■ Task description:
Using the listing below, report all lines holding the word "Registry".

[begin Data provided]

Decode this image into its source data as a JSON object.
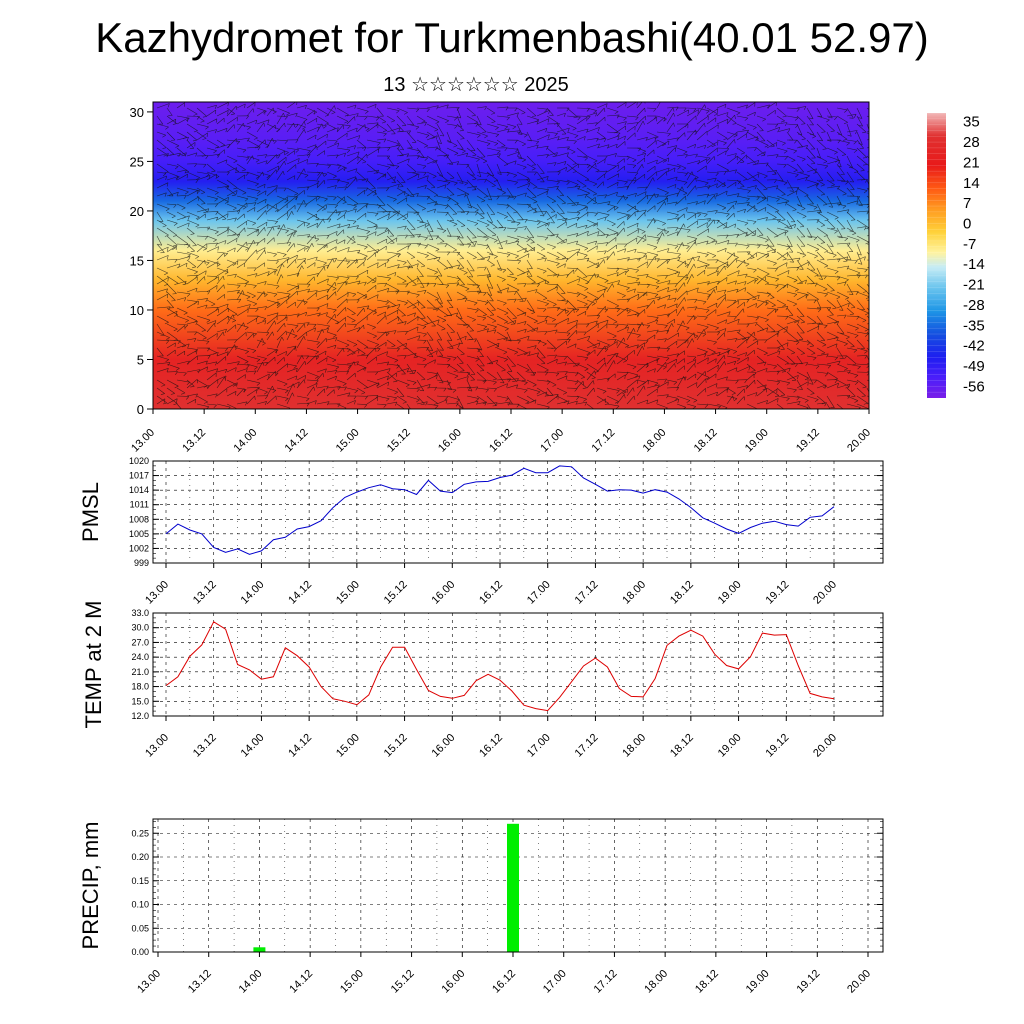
{
  "header": {
    "title": "Kazhydromet for Turkmenbashi(40.01 52.97)",
    "subtitle": "13 ☆☆☆☆☆☆ 2025"
  },
  "colors": {
    "pmsl_line": "#0000cc",
    "temp_line": "#dd0000",
    "precip_bar": "#00ee00",
    "grid": "#000000"
  },
  "chart_data": [
    {
      "type": "heatmap",
      "name": "cross-section",
      "xlabel": "",
      "ylabel": "",
      "x_ticks": [
        "13.00",
        "13.12",
        "14.00",
        "14.12",
        "15.00",
        "15.12",
        "16.00",
        "16.12",
        "17.00",
        "17.12",
        "18.00",
        "18.12",
        "19.00",
        "19.12",
        "20.00"
      ],
      "y_ticks": [
        0,
        5,
        10,
        15,
        20,
        25,
        30
      ],
      "ylim": [
        0,
        31
      ],
      "overlay": "wind barbs",
      "colorbar_labels": [
        35,
        28,
        21,
        14,
        7,
        0,
        -7,
        -14,
        -21,
        -28,
        -35,
        -42,
        -49,
        -56
      ],
      "colorbar_range": [
        -60,
        38
      ],
      "color_levels": [
        {
          "v": 38,
          "c": "#f2b8b8"
        },
        {
          "v": 30,
          "c": "#e03030"
        },
        {
          "v": 20,
          "c": "#e81a1a"
        },
        {
          "v": 12,
          "c": "#ff5a14"
        },
        {
          "v": 5,
          "c": "#ff9a20"
        },
        {
          "v": -3,
          "c": "#ffd23a"
        },
        {
          "v": -10,
          "c": "#fff3a0"
        },
        {
          "v": -15,
          "c": "#c6ecf5"
        },
        {
          "v": -22,
          "c": "#6cc5ee"
        },
        {
          "v": -30,
          "c": "#1e96e6"
        },
        {
          "v": -38,
          "c": "#1450e0"
        },
        {
          "v": -46,
          "c": "#1e1ef0"
        },
        {
          "v": -53,
          "c": "#4b1efa"
        },
        {
          "v": -60,
          "c": "#7a1ee8"
        }
      ],
      "level_temperatures": [
        {
          "z": 0,
          "t": 30
        },
        {
          "z": 5,
          "t": 24
        },
        {
          "z": 10,
          "t": 10
        },
        {
          "z": 13,
          "t": 1
        },
        {
          "z": 16,
          "t": -9
        },
        {
          "z": 19,
          "t": -22
        },
        {
          "z": 21,
          "t": -35
        },
        {
          "z": 23,
          "t": -47
        },
        {
          "z": 25,
          "t": -52
        },
        {
          "z": 27,
          "t": -55
        },
        {
          "z": 31,
          "t": -58
        }
      ]
    },
    {
      "type": "line",
      "name": "pmsl",
      "ylabel": "PMSL",
      "y_ticks": [
        999,
        1002,
        1005,
        1008,
        1011,
        1014,
        1017,
        1020
      ],
      "ylim": [
        999,
        1020
      ],
      "x_ticks": [
        "13.00",
        "13.12",
        "14.00",
        "14.12",
        "15.00",
        "15.12",
        "16.00",
        "16.12",
        "17.00",
        "17.12",
        "18.00",
        "18.12",
        "19.00",
        "19.12",
        "20.00"
      ],
      "grid": true,
      "x": [
        0,
        3,
        6,
        9,
        12,
        15,
        18,
        21,
        24,
        27,
        30,
        33,
        36,
        39,
        42,
        45,
        48,
        51,
        54,
        57,
        60,
        63,
        66,
        69,
        72,
        75,
        78,
        81,
        84,
        87,
        90,
        93,
        96,
        99,
        102,
        105,
        108,
        111,
        114,
        117,
        120,
        123,
        126,
        129,
        132,
        135,
        138,
        141,
        144,
        147,
        150,
        153,
        156,
        159,
        162,
        165,
        168
      ],
      "values": [
        1005,
        1007,
        1005.8,
        1005,
        1002.2,
        1001.2,
        1001.9,
        1000.8,
        1001.5,
        1003.8,
        1004.3,
        1006,
        1006.5,
        1007.7,
        1010.4,
        1012.5,
        1013.6,
        1014.5,
        1015.1,
        1014.3,
        1014.1,
        1013.1,
        1016,
        1013.8,
        1013.5,
        1015.2,
        1015.7,
        1015.8,
        1016.6,
        1017.1,
        1018.5,
        1017.6,
        1017.6,
        1019,
        1018.8,
        1016.5,
        1015.2,
        1013.8,
        1014.1,
        1014,
        1013.4,
        1014.1,
        1013.6,
        1012.2,
        1010.4,
        1008.3,
        1007.2,
        1006,
        1005.1,
        1006.3,
        1007.2,
        1007.6,
        1006.9,
        1006.6,
        1008.4,
        1008.7,
        1010.6
      ]
    },
    {
      "type": "line",
      "name": "temp",
      "ylabel": "TEMP at 2 M",
      "y_ticks": [
        "12.0",
        "15.0",
        "18.0",
        "21.0",
        "24.0",
        "27.0",
        "30.0",
        "33.0"
      ],
      "ylim": [
        12,
        33
      ],
      "x_ticks": [
        "13.00",
        "13.12",
        "14.00",
        "14.12",
        "15.00",
        "15.12",
        "16.00",
        "16.12",
        "17.00",
        "17.12",
        "18.00",
        "18.12",
        "19.00",
        "19.12",
        "20.00"
      ],
      "grid": true,
      "x": [
        0,
        3,
        6,
        9,
        12,
        15,
        18,
        21,
        24,
        27,
        30,
        33,
        36,
        39,
        42,
        45,
        48,
        51,
        54,
        57,
        60,
        63,
        66,
        69,
        72,
        75,
        78,
        81,
        84,
        87,
        90,
        93,
        96,
        99,
        102,
        105,
        108,
        111,
        114,
        117,
        120,
        123,
        126,
        129,
        132,
        135,
        138,
        141,
        144,
        147,
        150,
        153,
        156,
        159,
        162,
        165,
        168
      ],
      "values": [
        18.2,
        20,
        24.2,
        26.5,
        31.2,
        29.7,
        22.5,
        21.4,
        19.5,
        20,
        25.9,
        24.3,
        22,
        18,
        15.5,
        15,
        14.3,
        16.3,
        22,
        26,
        26,
        21.5,
        17.2,
        16,
        15.6,
        16.2,
        19.2,
        20.5,
        19.3,
        17.1,
        14.2,
        13.5,
        13.1,
        15.8,
        19,
        22.2,
        23.8,
        22,
        17.6,
        16,
        15.9,
        19.6,
        26.4,
        28.3,
        29.5,
        28.3,
        24.6,
        22.3,
        21.6,
        24.1,
        28.9,
        28.5,
        28.6,
        22.3,
        16.6,
        15.9,
        15.5
      ]
    },
    {
      "type": "bar",
      "name": "precip",
      "ylabel": "PRECIP, mm",
      "y_ticks": [
        "0.00",
        "0.05",
        "0.10",
        "0.15",
        "0.20",
        "0.25"
      ],
      "ylim": [
        0,
        0.28
      ],
      "x_ticks": [
        "13.00",
        "13.12",
        "14.00",
        "14.12",
        "15.00",
        "15.12",
        "16.00",
        "16.12",
        "17.00",
        "17.12",
        "18.00",
        "18.12",
        "19.00",
        "19.12",
        "20.00"
      ],
      "grid": true,
      "bars": [
        {
          "x": 24,
          "value": 0.01
        },
        {
          "x": 84,
          "value": 0.27
        }
      ]
    }
  ]
}
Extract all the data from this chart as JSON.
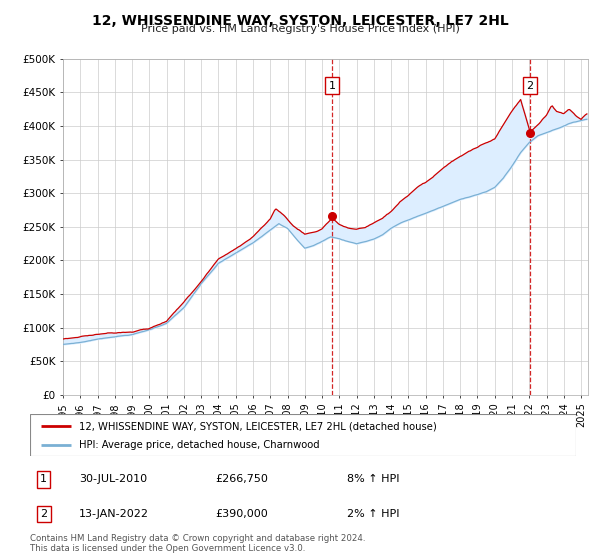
{
  "title": "12, WHISSENDINE WAY, SYSTON, LEICESTER, LE7 2HL",
  "subtitle": "Price paid vs. HM Land Registry's House Price Index (HPI)",
  "legend_line1": "12, WHISSENDINE WAY, SYSTON, LEICESTER, LE7 2HL (detached house)",
  "legend_line2": "HPI: Average price, detached house, Charnwood",
  "sale1_date": "30-JUL-2010",
  "sale1_price": "£266,750",
  "sale1_hpi": "8% ↑ HPI",
  "sale2_date": "13-JAN-2022",
  "sale2_price": "£390,000",
  "sale2_hpi": "2% ↑ HPI",
  "footer": "Contains HM Land Registry data © Crown copyright and database right 2024.\nThis data is licensed under the Open Government Licence v3.0.",
  "red_color": "#cc0000",
  "blue_color": "#7ab0d4",
  "fill_color": "#ddeeff",
  "grid_color": "#cccccc",
  "sale1_x": 2010.58,
  "sale2_x": 2022.04,
  "sale1_y": 266750,
  "sale2_y": 390000,
  "ylim": [
    0,
    500000
  ],
  "xlim_start": 1995.0,
  "xlim_end": 2025.4,
  "hpi_anchors": [
    [
      1995.0,
      75000
    ],
    [
      1996.0,
      78000
    ],
    [
      1997.0,
      83000
    ],
    [
      1998.0,
      87000
    ],
    [
      1999.0,
      90000
    ],
    [
      2000.0,
      97000
    ],
    [
      2001.0,
      107000
    ],
    [
      2002.0,
      130000
    ],
    [
      2003.0,
      165000
    ],
    [
      2004.0,
      195000
    ],
    [
      2005.0,
      210000
    ],
    [
      2006.0,
      225000
    ],
    [
      2007.0,
      245000
    ],
    [
      2007.5,
      255000
    ],
    [
      2008.0,
      248000
    ],
    [
      2008.5,
      232000
    ],
    [
      2009.0,
      218000
    ],
    [
      2009.5,
      222000
    ],
    [
      2010.0,
      228000
    ],
    [
      2010.5,
      235000
    ],
    [
      2011.0,
      232000
    ],
    [
      2011.5,
      228000
    ],
    [
      2012.0,
      225000
    ],
    [
      2012.5,
      228000
    ],
    [
      2013.0,
      232000
    ],
    [
      2013.5,
      238000
    ],
    [
      2014.0,
      248000
    ],
    [
      2014.5,
      255000
    ],
    [
      2015.0,
      260000
    ],
    [
      2015.5,
      265000
    ],
    [
      2016.0,
      270000
    ],
    [
      2016.5,
      275000
    ],
    [
      2017.0,
      280000
    ],
    [
      2017.5,
      285000
    ],
    [
      2018.0,
      290000
    ],
    [
      2018.5,
      294000
    ],
    [
      2019.0,
      298000
    ],
    [
      2019.5,
      302000
    ],
    [
      2020.0,
      308000
    ],
    [
      2020.5,
      322000
    ],
    [
      2021.0,
      340000
    ],
    [
      2021.5,
      360000
    ],
    [
      2022.0,
      375000
    ],
    [
      2022.5,
      385000
    ],
    [
      2023.0,
      390000
    ],
    [
      2023.5,
      395000
    ],
    [
      2024.0,
      400000
    ],
    [
      2024.5,
      405000
    ],
    [
      2025.3,
      410000
    ]
  ],
  "red_anchors": [
    [
      1995.0,
      83000
    ],
    [
      1996.0,
      87000
    ],
    [
      1997.0,
      91000
    ],
    [
      1998.0,
      94000
    ],
    [
      1999.0,
      97000
    ],
    [
      2000.0,
      102000
    ],
    [
      2001.0,
      112000
    ],
    [
      2002.0,
      140000
    ],
    [
      2003.0,
      172000
    ],
    [
      2004.0,
      205000
    ],
    [
      2005.0,
      220000
    ],
    [
      2006.0,
      238000
    ],
    [
      2007.0,
      265000
    ],
    [
      2007.3,
      280000
    ],
    [
      2007.8,
      270000
    ],
    [
      2008.3,
      255000
    ],
    [
      2009.0,
      242000
    ],
    [
      2009.5,
      245000
    ],
    [
      2010.0,
      250000
    ],
    [
      2010.58,
      266750
    ],
    [
      2011.0,
      258000
    ],
    [
      2011.5,
      252000
    ],
    [
      2012.0,
      250000
    ],
    [
      2012.5,
      252000
    ],
    [
      2013.0,
      258000
    ],
    [
      2013.5,
      265000
    ],
    [
      2014.0,
      275000
    ],
    [
      2014.5,
      288000
    ],
    [
      2015.0,
      298000
    ],
    [
      2015.5,
      308000
    ],
    [
      2016.0,
      315000
    ],
    [
      2016.5,
      325000
    ],
    [
      2017.0,
      335000
    ],
    [
      2017.5,
      345000
    ],
    [
      2018.0,
      352000
    ],
    [
      2018.5,
      360000
    ],
    [
      2019.0,
      365000
    ],
    [
      2019.5,
      372000
    ],
    [
      2020.0,
      378000
    ],
    [
      2020.5,
      400000
    ],
    [
      2021.0,
      420000
    ],
    [
      2021.5,
      438000
    ],
    [
      2022.04,
      390000
    ],
    [
      2022.5,
      400000
    ],
    [
      2023.0,
      415000
    ],
    [
      2023.3,
      430000
    ],
    [
      2023.6,
      420000
    ],
    [
      2024.0,
      418000
    ],
    [
      2024.3,
      425000
    ],
    [
      2024.7,
      415000
    ],
    [
      2025.0,
      410000
    ],
    [
      2025.3,
      418000
    ]
  ]
}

[end Data provided]

■ Written answer:
  "subtitle": "Price paid vs. HM Land Registry's House Price Index (HPI)",
  "footer": "Contains HM Land Registry data © Crown copyright and database right 2024.\nThis data is licensed under the Open Government Licence v3.0.",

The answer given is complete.